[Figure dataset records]
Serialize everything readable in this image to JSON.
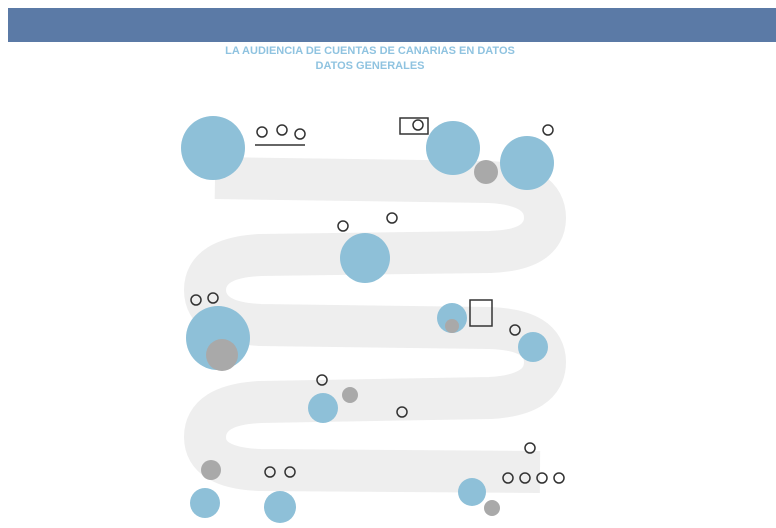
{
  "header": {
    "title": "LA AUDIENCIA DE CUENTAS DE CANARIAS EN DATOS",
    "subtitle": "DATOS GENERALES"
  }
}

What you are asked to do:
Copy every entry exactly as written. Pictures are excluded.

Full answer:
Serialize everything readable in this image to JSON.
{
  "header": {
    "title": "LA AUDIENCIA DE CUENTAS DE CANARIAS EN DATOS",
    "subtitle": "DATOS GENERALES"
  }
}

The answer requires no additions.